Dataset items
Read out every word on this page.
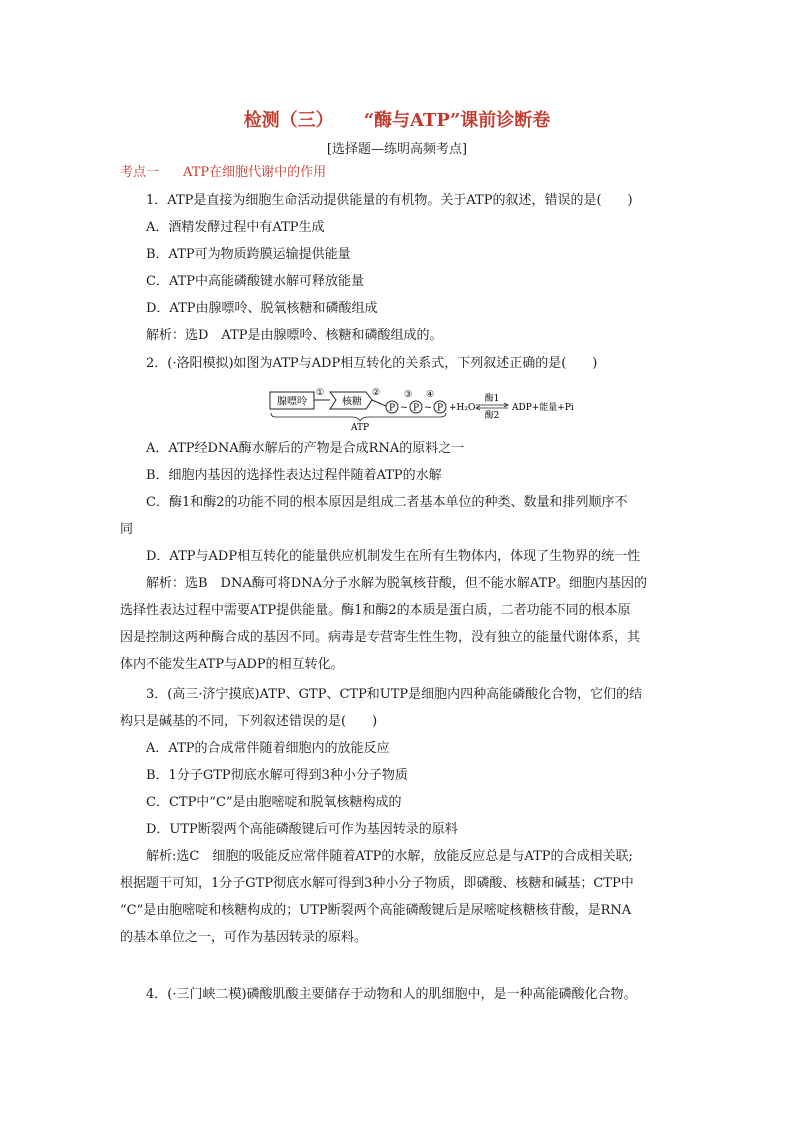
检测（三） “酶与ATP”课前诊断卷
[选择题—练明高频考点]
考点一 ATP在细胞代谢中的作用
1．ATP是直接为细胞生命活动提供能量的有机物。关于ATP的叙述，错误的是(　　)
A．酒精发酵过程中有ATP生成
B．ATP可为物质跨膜运输提供能量
C．ATP中高能磷酸键水解可释放能量
D．ATP由腺嘌呤、脱氧核糖和磷酸组成
解析：选D　ATP是由腺嘌呤、核糖和磷酸组成的。
2．(·洛阳模拟)如图为ATP与ADP相互转化的关系式，下列叙述正确的是(　　)
腺嘌呤
①
核糖
②
P ~
③
P ~
④
P +H₂O
酶1
酶2
ADP+能量+Pi
ATP
A．ATP经DNA酶水解后的产物是合成RNA的原料之一
B．细胞内基因的选择性表达过程伴随着ATP的水解
C．酶1和酶2的功能不同的根本原因是组成二者基本单位的种类、数量和排列顺序不
同
D．ATP与ADP相互转化的能量供应机制发生在所有生物体内，体现了生物界的统一性
解析：选B　DNA酶可将DNA分子水解为脱氧核苷酸，但不能水解ATP。细胞内基因的
选择性表达过程中需要ATP提供能量。酶1和酶2的本质是蛋白质，二者功能不同的根本原
因是控制这两种酶合成的基因不同。病毒是专营寄生性生物，没有独立的能量代谢体系，其
体内不能发生ATP与ADP的相互转化。
3．(高三·济宁摸底)ATP、GTP、CTP和UTP是细胞内四种高能磷酸化合物，它们的结
构只是碱基的不同，下列叙述错误的是(　　)
A．ATP的合成常伴随着细胞内的放能反应
B．1分子GTP彻底水解可得到3种小分子物质
C．CTP中“C”是由胞嘧啶和脱氧核糖构成的
D．UTP断裂两个高能磷酸键后可作为基因转录的原料
解析:选C　细胞的吸能反应常伴随着ATP的水解，放能反应总是与ATP的合成相关联;
根据题干可知，1分子GTP彻底水解可得到3种小分子物质，即磷酸、核糖和碱基；CTP中
“C”是由胞嘧啶和核糖构成的；UTP断裂两个高能磷酸键后是尿嘧啶核糖核苷酸，是RNA
的基本单位之一，可作为基因转录的原料。
4．(·三门峡二模)磷酸肌酸主要储存于动物和人的肌细胞中，是一种高能磷酸化合物。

*What you have to do:*
Copy all lines in the listing above where the string "CTP中" appears.

*Complete output:*
C．CTP中“C”是由胞嘧啶和脱氧核糖构成的
根据题干可知，1分子GTP彻底水解可得到3种小分子物质，即磷酸、核糖和碱基；CTP中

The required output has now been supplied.